PROBLEM REQUIREMENTS: Transcribe the listing exactly, leaving out every picture.

RECORD EXTRACTS:

(begin)

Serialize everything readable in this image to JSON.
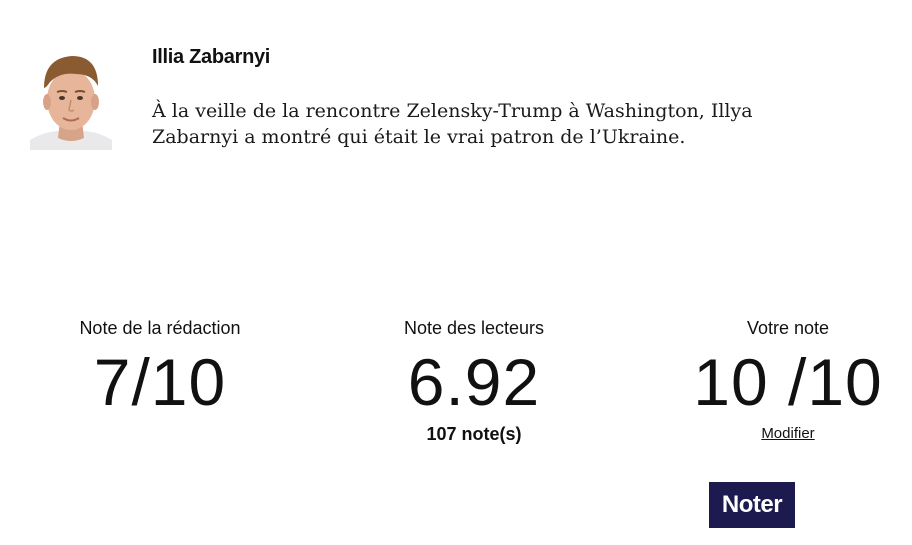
{
  "player": {
    "name": "Illia Zabarnyi",
    "comment": "À la veille de la rencontre Zelensky-Trump à Washington, Illya Zabarnyi a montré qui était le vrai patron de l’Ukraine.",
    "photo_icon": "player-portrait"
  },
  "ratings": {
    "redaction": {
      "label": "Note de la rédaction",
      "value": "7/10"
    },
    "lecteurs": {
      "label": "Note des lecteurs",
      "value": "6.92",
      "count_text": "107 note(s)"
    },
    "votre": {
      "label": "Votre note",
      "value": "10 /10",
      "modify_label": "Modifier"
    }
  },
  "actions": {
    "rate_label": "Noter"
  },
  "colors": {
    "button_bg": "#1c1a4e",
    "button_text": "#ffffff",
    "text": "#111111"
  }
}
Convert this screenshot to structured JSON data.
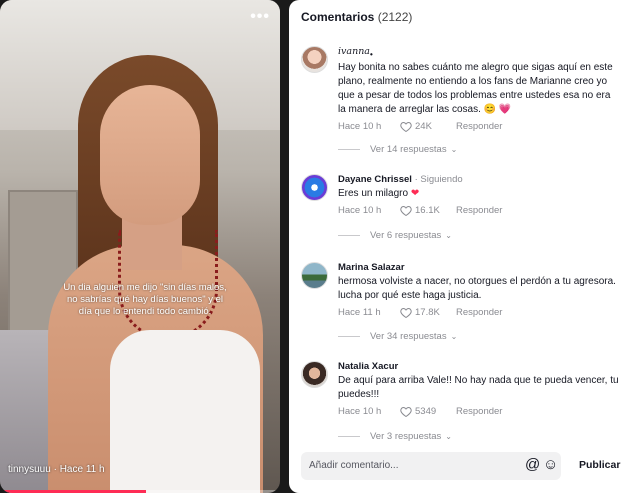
{
  "video": {
    "caption": "Un dia alguien me dijo \"sin días malos, no sabrías qué hay días buenos\" y el día que lo entendi todo cambió.",
    "author": "tinnysuuu",
    "time": "Hace 11 h",
    "author_time": "tinnysuuu · Hace 11 h",
    "progress": 0.52,
    "more_label": "•••"
  },
  "comments_panel": {
    "title": "Comentarios",
    "count": "(2122)",
    "comments": [
      {
        "username": "ivanna",
        "username_suffix": "•",
        "text": "Hay bonita no sabes cuánto me alegro que sigas aquí en este plano, realmente no entiendo a los fans de Marianne creo yo que a pesar de todos los problemas entre ustedes esa no era la manera de arreglar las cosas.",
        "emojis": "😊 💗",
        "time": "Hace 10 h",
        "likes": "24K",
        "reply": "Responder",
        "replies": "Ver 14 respuestas"
      },
      {
        "username": "Dayane Chrissel",
        "following": " · Siguiendo",
        "text": "Eres un milagro",
        "emojis": "❤",
        "time": "Hace 10 h",
        "likes": "16.1K",
        "reply": "Responder",
        "replies": "Ver 6 respuestas"
      },
      {
        "username": "Marina Salazar",
        "text": "hermosa volviste a nacer, no otorgues el perdón a tu agresora. lucha por qué este haga justicia.",
        "time": "Hace 11 h",
        "likes": "17.8K",
        "reply": "Responder",
        "replies": "Ver 34 respuestas"
      },
      {
        "username": "Natalia Xacur",
        "text": "De aquí para arriba Vale!! No hay nada que te pueda vencer, tu puedes!!!",
        "time": "Hace 10 h",
        "likes": "5349",
        "reply": "Responder",
        "replies": "Ver 3 respuestas"
      }
    ],
    "input_placeholder": "Añadir comentario...",
    "post_label": "Publicar"
  },
  "colors": {
    "accent": "#fe2c55",
    "text": "#161823",
    "muted": "#8a8b91"
  },
  "icons": [
    "more-icon",
    "heart-icon",
    "chevron-down-icon",
    "at-icon",
    "emoji-icon"
  ]
}
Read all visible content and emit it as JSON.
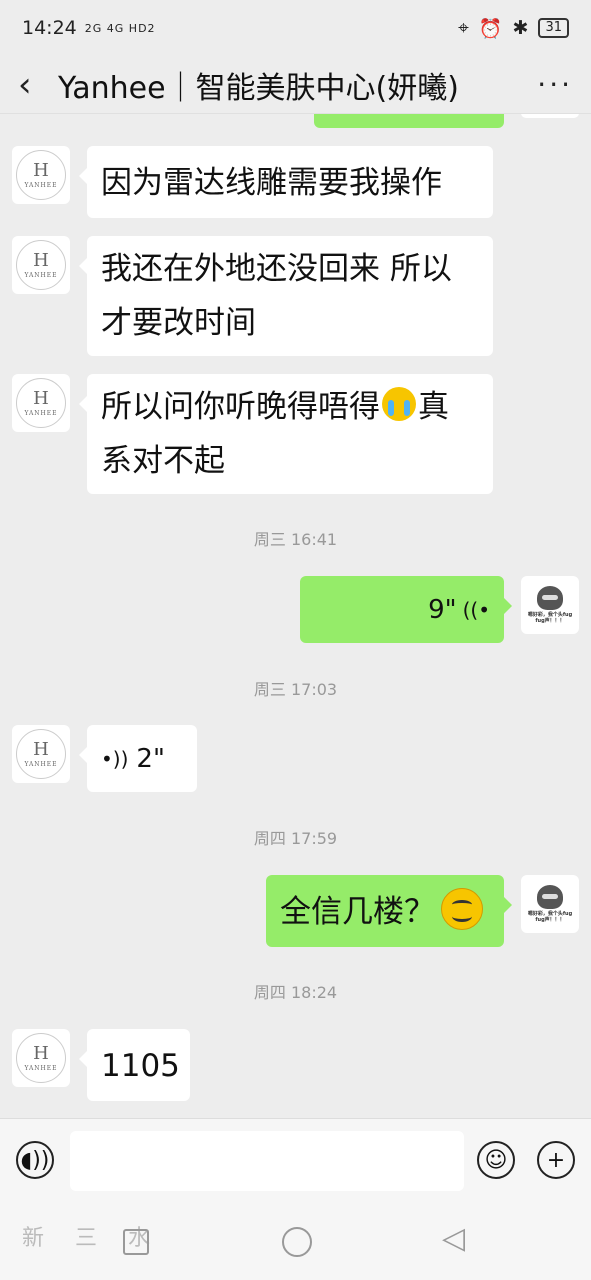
{
  "status_bar": {
    "time": "14:24",
    "network_left": "2G 4G HD2",
    "battery": "31"
  },
  "header": {
    "title": "Yanhee｜智能美肤中心(妍曦)"
  },
  "avatars": {
    "contact_logo_letter": "H",
    "contact_logo_word": "YANHEE",
    "me_caption": "嗯好彩，我个头fug fug声！！！"
  },
  "messages": [
    {
      "type": "text",
      "from": "contact",
      "text": "因为雷达线雕需要我操作"
    },
    {
      "type": "text",
      "from": "contact",
      "text": "我还在外地还没回来 所以才要改时间"
    },
    {
      "type": "text",
      "from": "contact",
      "text_a": "所以问你听晚得唔得",
      "text_b": "真系对不起",
      "emoji": "loudly-crying"
    },
    {
      "type": "timestamp",
      "text": "周三 16:41"
    },
    {
      "type": "voice",
      "from": "me",
      "duration": "9\""
    },
    {
      "type": "timestamp",
      "text": "周三 17:03"
    },
    {
      "type": "voice",
      "from": "contact",
      "duration": "2\""
    },
    {
      "type": "timestamp",
      "text": "周四 17:59"
    },
    {
      "type": "text",
      "from": "me",
      "text": "全信几楼？",
      "emoji": "smiling"
    },
    {
      "type": "timestamp",
      "text": "周四 18:24"
    },
    {
      "type": "text",
      "from": "contact",
      "text": "1105"
    }
  ],
  "input_bar": {
    "voice_icon": "voice-icon",
    "emoji_icon": "emoji-icon",
    "plus_icon": "plus-icon"
  },
  "watermark": "新 三 水"
}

(end)

ANSWER TO THE PROBLEM:
Serialize everything readable in this image to JSON.
{
  "player": {
    "name": "Illia Zabarnyi",
    "comment": "À la veille de la rencontre Zelensky-Trump à Washington, Illya Zabarnyi a montré qui était le vrai patron de l’Ukraine.",
    "photo_icon": "player-portrait"
  },
  "ratings": {
    "redaction": {
      "label": "Note de la rédaction",
      "value": "7/10"
    },
    "lecteurs": {
      "label": "Note des lecteurs",
      "value": "6.92",
      "count_text": "107 note(s)"
    },
    "votre": {
      "label": "Votre note",
      "value": "10 /10",
      "modify_label": "Modifier"
    }
  },
  "actions": {
    "rate_label": "Noter"
  },
  "colors": {
    "button_bg": "#1c1a4e",
    "button_text": "#ffffff",
    "text": "#111111"
  }
}
Convert this screenshot to structured JSON data.
{
  "video": {
    "caption": "Un dia alguien me dijo \"sin días malos, no sabrías qué hay días buenos\" y el día que lo entendi todo cambió.",
    "author": "tinnysuuu",
    "time": "Hace 11 h",
    "author_time": "tinnysuuu · Hace 11 h",
    "progress": 0.52,
    "more_label": "•••"
  },
  "comments_panel": {
    "title": "Comentarios",
    "count": "(2122)",
    "comments": [
      {
        "username": "ivanna",
        "username_suffix": "•",
        "text": "Hay bonita no sabes cuánto me alegro que sigas aquí en este plano, realmente no entiendo a los fans de Marianne creo yo que a pesar de todos los problemas entre ustedes esa no era la manera de arreglar las cosas.",
        "emojis": "😊 💗",
        "time": "Hace 10 h",
        "likes": "24K",
        "reply": "Responder",
        "replies": "Ver 14 respuestas"
      },
      {
        "username": "Dayane Chrissel",
        "following": " · Siguiendo",
        "text": "Eres un milagro",
        "emojis": "❤",
        "time": "Hace 10 h",
        "likes": "16.1K",
        "reply": "Responder",
        "replies": "Ver 6 respuestas"
      },
      {
        "username": "Marina Salazar",
        "text": "hermosa volviste a nacer, no otorgues el perdón a tu agresora. lucha por qué este haga justicia.",
        "time": "Hace 11 h",
        "likes": "17.8K",
        "reply": "Responder",
        "replies": "Ver 34 respuestas"
      },
      {
        "username": "Natalia Xacur",
        "text": "De aquí para arriba Vale!! No hay nada que te pueda vencer, tu puedes!!!",
        "time": "Hace 10 h",
        "likes": "5349",
        "reply": "Responder",
        "replies": "Ver 3 respuestas"
      }
    ],
    "input_placeholder": "Añadir comentario...",
    "post_label": "Publicar"
  },
  "colors": {
    "accent": "#fe2c55",
    "text": "#161823",
    "muted": "#8a8b91"
  },
  "icons": [
    "more-icon",
    "heart-icon",
    "chevron-down-icon",
    "at-icon",
    "emoji-icon"
  ]
}
Read all visible content and emit it as JSON.
{
  "status_bar": {
    "time": "14:24",
    "network_left": "2G 4G HD2",
    "battery": "31"
  },
  "header": {
    "title": "Yanhee｜智能美肤中心(妍曦)"
  },
  "avatars": {
    "contact_logo_letter": "H",
    "contact_logo_word": "YANHEE",
    "me_caption": "嗯好彩，我个头fug fug声！！！"
  },
  "messages": [
    {
      "type": "text",
      "from": "contact",
      "text": "因为雷达线雕需要我操作"
    },
    {
      "type": "text",
      "from": "contact",
      "text": "我还在外地还没回来 所以才要改时间"
    },
    {
      "type": "text",
      "from": "contact",
      "text_a": "所以问你听晚得唔得",
      "text_b": "真系对不起",
      "emoji": "loudly-crying"
    },
    {
      "type": "timestamp",
      "text": "周三 16:41"
    },
    {
      "type": "voice",
      "from": "me",
      "duration": "9\""
    },
    {
      "type": "timestamp",
      "text": "周三 17:03"
    },
    {
      "type": "voice",
      "from": "contact",
      "duration": "2\""
    },
    {
      "type": "timestamp",
      "text": "周四 17:59"
    },
    {
      "type": "text",
      "from": "me",
      "text": "全信几楼？",
      "emoji": "smiling"
    },
    {
      "type": "timestamp",
      "text": "周四 18:24"
    },
    {
      "type": "text",
      "from": "contact",
      "text": "1105"
    }
  ],
  "input_bar": {
    "voice_icon": "voice-icon",
    "emoji_icon": "emoji-icon",
    "plus_icon": "plus-icon"
  },
  "watermark": "新 三 水"
}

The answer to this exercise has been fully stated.